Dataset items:

----------------------------------------

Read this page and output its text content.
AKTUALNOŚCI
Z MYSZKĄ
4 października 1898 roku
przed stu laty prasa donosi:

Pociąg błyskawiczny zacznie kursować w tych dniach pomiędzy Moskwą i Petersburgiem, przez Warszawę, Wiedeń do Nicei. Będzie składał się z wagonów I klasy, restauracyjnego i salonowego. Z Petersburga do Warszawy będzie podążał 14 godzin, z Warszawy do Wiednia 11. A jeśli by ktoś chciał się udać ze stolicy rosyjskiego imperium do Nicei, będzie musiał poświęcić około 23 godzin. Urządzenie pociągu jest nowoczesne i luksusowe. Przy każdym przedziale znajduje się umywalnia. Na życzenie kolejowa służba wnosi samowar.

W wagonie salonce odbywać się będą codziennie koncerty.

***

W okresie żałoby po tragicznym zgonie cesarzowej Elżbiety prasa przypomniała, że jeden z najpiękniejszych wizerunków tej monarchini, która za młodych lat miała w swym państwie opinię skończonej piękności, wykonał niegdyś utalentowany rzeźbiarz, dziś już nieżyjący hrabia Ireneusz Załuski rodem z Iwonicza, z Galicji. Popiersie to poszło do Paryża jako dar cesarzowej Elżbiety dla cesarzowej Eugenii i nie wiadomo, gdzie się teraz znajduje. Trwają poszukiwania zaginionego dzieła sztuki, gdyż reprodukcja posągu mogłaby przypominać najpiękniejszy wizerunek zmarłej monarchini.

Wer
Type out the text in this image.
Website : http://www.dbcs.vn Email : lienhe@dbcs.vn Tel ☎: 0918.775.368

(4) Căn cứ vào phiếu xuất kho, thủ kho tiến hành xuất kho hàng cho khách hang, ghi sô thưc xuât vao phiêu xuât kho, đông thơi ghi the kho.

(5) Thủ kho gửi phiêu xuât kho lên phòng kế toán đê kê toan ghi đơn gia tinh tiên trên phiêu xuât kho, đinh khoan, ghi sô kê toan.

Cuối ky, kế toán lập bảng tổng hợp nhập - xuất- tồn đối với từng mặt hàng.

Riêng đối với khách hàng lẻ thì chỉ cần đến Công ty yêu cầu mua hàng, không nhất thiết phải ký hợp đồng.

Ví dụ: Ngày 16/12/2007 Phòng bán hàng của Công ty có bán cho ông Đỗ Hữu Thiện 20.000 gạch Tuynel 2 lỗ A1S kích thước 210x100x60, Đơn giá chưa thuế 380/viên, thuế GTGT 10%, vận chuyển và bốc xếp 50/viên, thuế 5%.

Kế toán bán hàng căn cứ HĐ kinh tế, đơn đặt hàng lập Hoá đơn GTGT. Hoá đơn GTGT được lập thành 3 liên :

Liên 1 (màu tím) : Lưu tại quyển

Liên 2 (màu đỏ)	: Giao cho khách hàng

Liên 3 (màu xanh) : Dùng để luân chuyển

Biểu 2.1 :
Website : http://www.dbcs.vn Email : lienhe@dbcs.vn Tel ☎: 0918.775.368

----------------------------------------

**Brief**
In the listing, find every line containing the word "znajduje" and list it.

**Output**
Pociąg błyskawiczny zacznie kursować w tych dniach pomiędzy Moskwą i Petersburgiem, przez Warszawę, Wiedeń do Nicei. Będzie składał się z wagonów I klasy, restauracyjnego i salonowego. Z Petersburga do Warszawy będzie podążał 14 godzin, z Warszawy do Wiednia 11. A jeśli by ktoś chciał się udać ze stolicy rosyjskiego imperium do Nicei, będzie musiał poświęcić około 23 godzin. Urządzenie pociągu jest nowoczesne i luksusowe. Przy każdym przedziale znajduje się umywalnia. Na życzenie kolejowa służba wnosi samowar.
W okresie żałoby po tragicznym zgonie cesarzowej Elżbiety prasa przypomniała, że jeden z najpiękniejszych wizerunków tej monarchini, która za młodych lat miała w swym państwie opinię skończonej piękności, wykonał niegdyś utalentowany rzeźbiarz, dziś już nieżyjący hrabia Ireneusz Załuski rodem z Iwonicza, z Galicji. Popiersie to poszło do Paryża jako dar cesarzowej Elżbiety dla cesarzowej Eugenii i nie wiadomo, gdzie się teraz znajduje. Trwają poszukiwania zaginionego dzieła sztuki, gdyż reprodukcja posągu mogłaby przypominać najpiękniejszy wizerunek zmarłej monarchini.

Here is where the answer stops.